**Goal**
Write out the listing below exactly, and omit any images you find in it.

-------

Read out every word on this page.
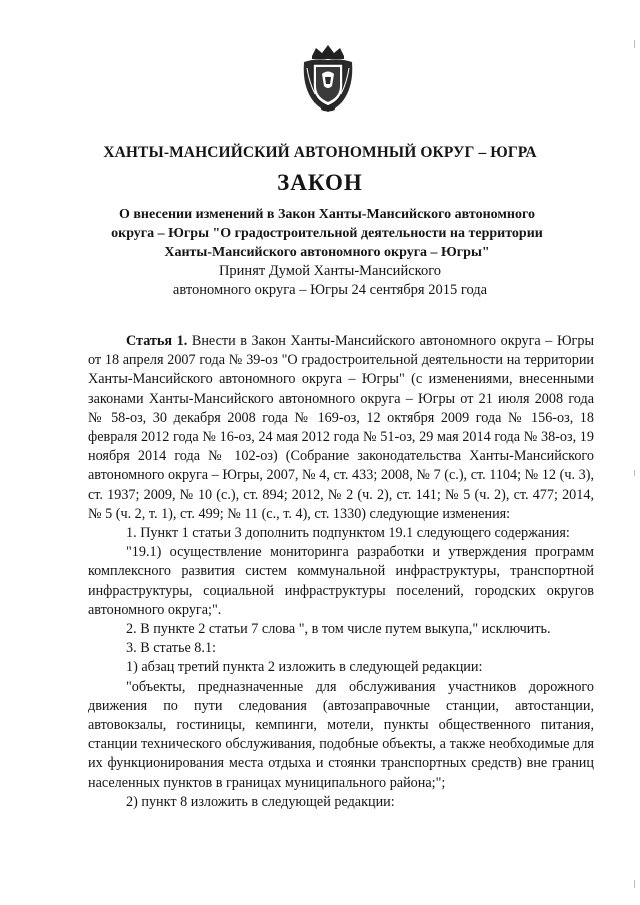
ХАНТЫ-МАНСИЙСКИЙ АВТОНОМНЫЙ ОКРУГ – ЮГРА
ЗАКОН
О внесении изменений в Закон Ханты-Мансийского автономного
округа – Югры "О градостроительной деятельности на территории
Ханты-Мансийского автономного округа – Югры"
Принят Думой Ханты-Мансийского
автономного округа – Югры 24 сентября 2015 года

Статья 1. Внести в Закон Ханты-Мансийского автономного округа – Югры от 18 апреля 2007 года № 39-оз "О градостроительной деятельности на территории Ханты-Мансийского автономного округа – Югры" (с изменениями, внесенными законами Ханты-Мансийского автономного округа – Югры от 21 июля 2008 года № 58-оз, 30 декабря 2008 года № 169-оз, 12 октября 2009 года № 156-оз, 18 февраля 2012 года № 16-оз, 24 мая 2012 года № 51-оз, 29 мая 2014 года № 38-оз, 19 ноября 2014 года № 102-оз) (Собрание законодательства Ханты-Мансийского автономного округа – Югры, 2007, № 4, ст. 433; 2008, № 7 (с.), ст. 1104; № 12 (ч. 3), ст. 1937; 2009, № 10 (с.), ст. 894; 2012, № 2 (ч. 2), ст. 141; № 5 (ч. 2), ст. 477; 2014, № 5 (ч. 2, т. 1), ст. 499; № 11 (с., т. 4), ст. 1330) следующие изменения:

1. Пункт 1 статьи 3 дополнить подпунктом 19.1 следующего содержания:

"19.1) осуществление мониторинга разработки и утверждения программ комплексного развития систем коммунальной инфраструктуры, транспортной инфраструктуры, социальной инфраструктуры поселений, городских округов автономного округа;".

2. В пункте 2 статьи 7 слова ", в том числе путем выкупа," исключить.

3. В статье 8.1:

1) абзац третий пункта 2 изложить в следующей редакции:

"объекты, предназначенные для обслуживания участников дорожного движения по пути следования (автозаправочные станции, автостанции, автовокзалы, гостиницы, кемпинги, мотели, пункты общественного питания, станции технического обслуживания, подобные объекты, а также необходимые для их функционирования места отдыха и стоянки транспортных средств) вне границ населенных пунктов в границах муниципального района;";

2) пункт 8 изложить в следующей редакции:
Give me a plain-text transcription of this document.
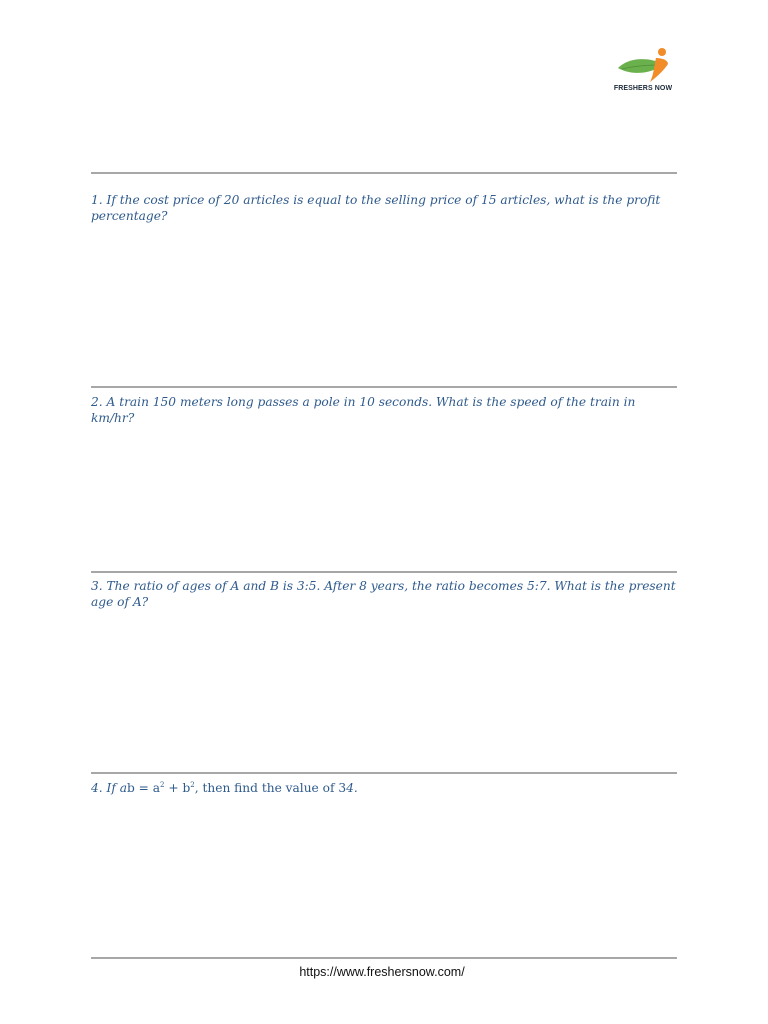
FRESHERS NOW

1. If the cost price of 20 articles is equal to the selling price of 15 articles, what is the profit percentage?

2. A train 150 meters long passes a pole in 10 seconds. What is the speed of the train in km/hr?

3. The ratio of ages of A and B is 3:5. After 8 years, the ratio becomes 5:7. What is the present age of A?

4. If ab = $a^2 + b^2$, then find the value of 34.

https://www.freshersnow.com/
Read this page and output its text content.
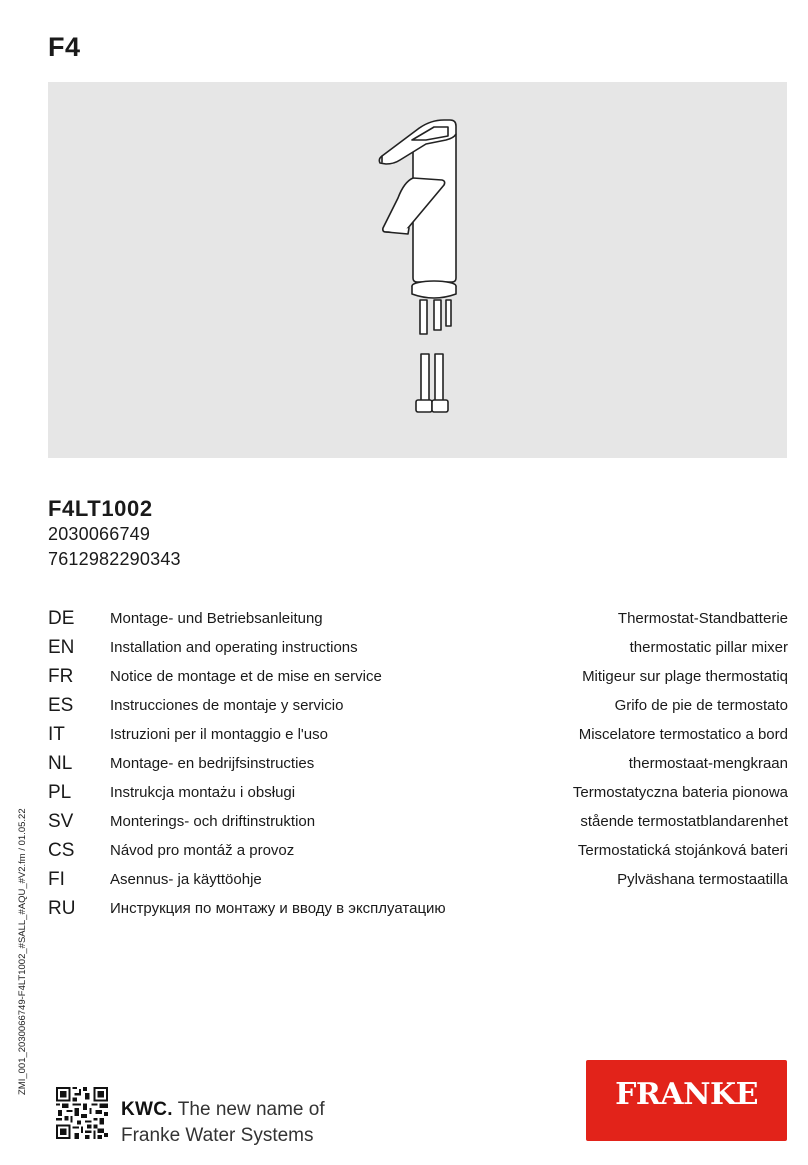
F4
F4LT1002
2030066749
7612982290343
DE Montage- und Betriebsanleitung	Thermostat-Standbatterie
EN Installation and operating instructions	thermostatic pillar mixer
FR Notice de montage et de mise en service	Mitigeur sur plage thermostatiq
ES Instrucciones de montaje y servicio	Grifo de pie de termostato
IT	Istruzioni per il montaggio e l'uso	Miscelatore termostatico a bord
NL	Montage- en bedrijfsinstructies	thermostaat-mengkraan
PL	Instrukcja montażu i obsługi	Termostatyczna bateria pionowa
SV Monterings- och driftinstruktion	stående termostatblandarenhet
CS Návod pro montáž a provoz	Termostatická stojánková bateri
FI	Asennus- ja käyttöohje	Pylväshana termostaatilla
RU Инструкция по монтажу и вводу в эксплуатацию
ZMI_001_2030066749-F4LT1002_#SALL_#AQU_#V2.fm / 01.05.22
KWC. The new name of
Franke Water Systems
FRANKE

-------

**The solution**
Read out every word on this page.
ХАНТЫ-МАНСИЙСКИЙ АВТОНОМНЫЙ ОКРУГ – ЮГРА
ЗАКОН
О внесении изменений в Закон Ханты-Мансийского автономного
округа – Югры "О градостроительной деятельности на территории
Ханты-Мансийского автономного округа – Югры"
Принят Думой Ханты-Мансийского
автономного округа – Югры 24 сентября 2015 года

Статья 1. Внести в Закон Ханты-Мансийского автономного округа – Югры от 18 апреля 2007 года № 39-оз "О градостроительной деятельности на территории Ханты-Мансийского автономного округа – Югры" (с изменениями, внесенными законами Ханты-Мансийского автономного округа – Югры от 21 июля 2008 года № 58-оз, 30 декабря 2008 года № 169-оз, 12 октября 2009 года № 156-оз, 18 февраля 2012 года № 16-оз, 24 мая 2012 года № 51-оз, 29 мая 2014 года № 38-оз, 19 ноября 2014 года № 102-оз) (Собрание законодательства Ханты-Мансийского автономного округа – Югры, 2007, № 4, ст. 433; 2008, № 7 (с.), ст. 1104; № 12 (ч. 3), ст. 1937; 2009, № 10 (с.), ст. 894; 2012, № 2 (ч. 2), ст. 141; № 5 (ч. 2), ст. 477; 2014, № 5 (ч. 2, т. 1), ст. 499; № 11 (с., т. 4), ст. 1330) следующие изменения:

1. Пункт 1 статьи 3 дополнить подпунктом 19.1 следующего содержания:

"19.1) осуществление мониторинга разработки и утверждения программ комплексного развития систем коммунальной инфраструктуры, транспортной инфраструктуры, социальной инфраструктуры поселений, городских округов автономного округа;".

2. В пункте 2 статьи 7 слова ", в том числе путем выкупа," исключить.

3. В статье 8.1:

1) абзац третий пункта 2 изложить в следующей редакции:

"объекты, предназначенные для обслуживания участников дорожного движения по пути следования (автозаправочные станции, автостанции, автовокзалы, гостиницы, кемпинги, мотели, пункты общественного питания, станции технического обслуживания, подобные объекты, а также необходимые для их функционирования места отдыха и стоянки транспортных средств) вне границ населенных пунктов в границах муниципального района;";

2) пункт 8 изложить в следующей редакции:
Give me a plain-text transcription of this document.
FRESHERS NOW

1. If the cost price of 20 articles is equal to the selling price of 15 articles, what is the profit percentage?

2. A train 150 meters long passes a pole in 10 seconds. What is the speed of the train in km/hr?

3. The ratio of ages of A and B is 3:5. After 8 years, the ratio becomes 5:7. What is the present age of A?

4. If ab = $a^2 + b^2$, then find the value of 34.

https://www.freshersnow.com/
Read this page and output its text content.
F4
F4LT1002
2030066749
7612982290343
DE Montage- und Betriebsanleitung	Thermostat-Standbatterie
EN Installation and operating instructions	thermostatic pillar mixer
FR Notice de montage et de mise en service	Mitigeur sur plage thermostatiq
ES Instrucciones de montaje y servicio	Grifo de pie de termostato
IT	Istruzioni per il montaggio e l'uso	Miscelatore termostatico a bord
NL	Montage- en bedrijfsinstructies	thermostaat-mengkraan
PL	Instrukcja montażu i obsługi	Termostatyczna bateria pionowa
SV Monterings- och driftinstruktion	stående termostatblandarenhet
CS Návod pro montáž a provoz	Termostatická stojánková bateri
FI	Asennus- ja käyttöohje	Pylväshana termostaatilla
RU Инструкция по монтажу и вводу в эксплуатацию
ZMI_001_2030066749-F4LT1002_#SALL_#AQU_#V2.fm / 01.05.22
KWC. The new name of
Franke Water Systems
FRANKE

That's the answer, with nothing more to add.